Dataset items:
---------------
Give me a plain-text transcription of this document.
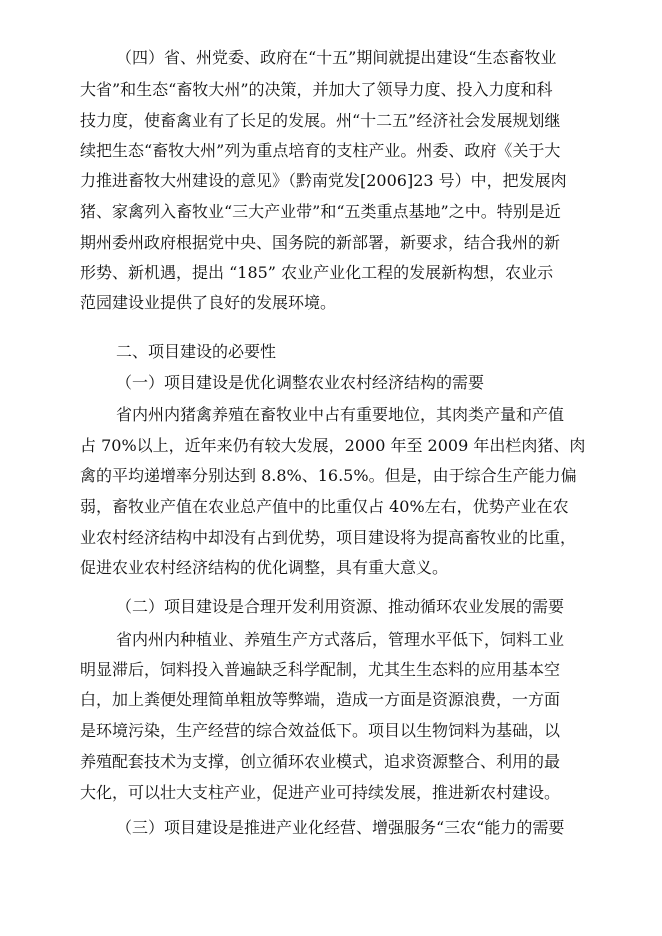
（四）省、州党委、政府在“十五”期间就提出建设“生态畜牧业
大省”和生态“畜牧大州”的决策，并加大了领导力度、投入力度和科
技力度，使畜禽业有了长足的发展。州“十二五”经济社会发展规划继
续把生态“畜牧大州”列为重点培育的支柱产业。州委、政府《关于大
力推进畜牧大州建设的意见》（黔南党发[2006]23 号）中，把发展肉
猪、家禽列入畜牧业“三大产业带”和“五类重点基地”之中。特别是近
期州委州政府根据党中央、国务院的新部署，新要求，结合我州的新
形势、新机遇，提出 “185” 农业产业化工程的发展新构想，农业示
范园建设业提供了良好的发展环境。
二、项目建设的必要性
（一）项目建设是优化调整农业农村经济结构的需要
省内州内猪禽养殖在畜牧业中占有重要地位，其肉类产量和产值
占 70%以上，近年来仍有较大发展，2000 年至 2009 年出栏肉猪、肉
禽的平均递增率分别达到 8.8%、16.5%。但是，由于综合生产能力偏
弱，畜牧业产值在农业总产值中的比重仅占 40%左右，优势产业在农
业农村经济结构中却没有占到优势，项目建设将为提高畜牧业的比重，
促进农业农村经济结构的优化调整，具有重大意义。
（二）项目建设是合理开发利用资源、推动循环农业发展的需要
省内州内种植业、养殖生产方式落后，管理水平低下，饲料工业
明显滞后，饲料投入普遍缺乏科学配制，尤其生生态料的应用基本空
白，加上粪便处理简单粗放等弊端，造成一方面是资源浪费，一方面
是环境污染，生产经营的综合效益低下。项目以生物饲料为基础，以
养殖配套技术为支撑，创立循环农业模式，追求资源整合、利用的最
大化，可以壮大支柱产业，促进产业可持续发展，推进新农村建设。
（三）项目建设是推进产业化经营、增强服务“三农“能力的需要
---------------
▶ [EXERCISE DESCRIPTION]:
Write out each entry exactly as given, omitting any picture.

▶ [WORKED SOLUTION]:
Give me a plain-text transcription of this document.
（四）省、州党委、政府在“十五”期间就提出建设“生态畜牧业
大省”和生态“畜牧大州”的决策，并加大了领导力度、投入力度和科
技力度，使畜禽业有了长足的发展。州“十二五”经济社会发展规划继
续把生态“畜牧大州”列为重点培育的支柱产业。州委、政府《关于大
力推进畜牧大州建设的意见》（黔南党发[2006]23 号）中，把发展肉
猪、家禽列入畜牧业“三大产业带”和“五类重点基地”之中。特别是近
期州委州政府根据党中央、国务院的新部署，新要求，结合我州的新
形势、新机遇，提出 “185” 农业产业化工程的发展新构想，农业示
范园建设业提供了良好的发展环境。
二、项目建设的必要性
（一）项目建设是优化调整农业农村经济结构的需要
省内州内猪禽养殖在畜牧业中占有重要地位，其肉类产量和产值
占 70%以上，近年来仍有较大发展，2000 年至 2009 年出栏肉猪、肉
禽的平均递增率分别达到 8.8%、16.5%。但是，由于综合生产能力偏
弱，畜牧业产值在农业总产值中的比重仅占 40%左右，优势产业在农
业农村经济结构中却没有占到优势，项目建设将为提高畜牧业的比重，
促进农业农村经济结构的优化调整，具有重大意义。
（二）项目建设是合理开发利用资源、推动循环农业发展的需要
省内州内种植业、养殖生产方式落后，管理水平低下，饲料工业
明显滞后，饲料投入普遍缺乏科学配制，尤其生生态料的应用基本空
白，加上粪便处理简单粗放等弊端，造成一方面是资源浪费，一方面
是环境污染，生产经营的综合效益低下。项目以生物饲料为基础，以
养殖配套技术为支撑，创立循环农业模式，追求资源整合、利用的最
大化，可以壮大支柱产业，促进产业可持续发展，推进新农村建设。
（三）项目建设是推进产业化经营、增强服务“三农“能力的需要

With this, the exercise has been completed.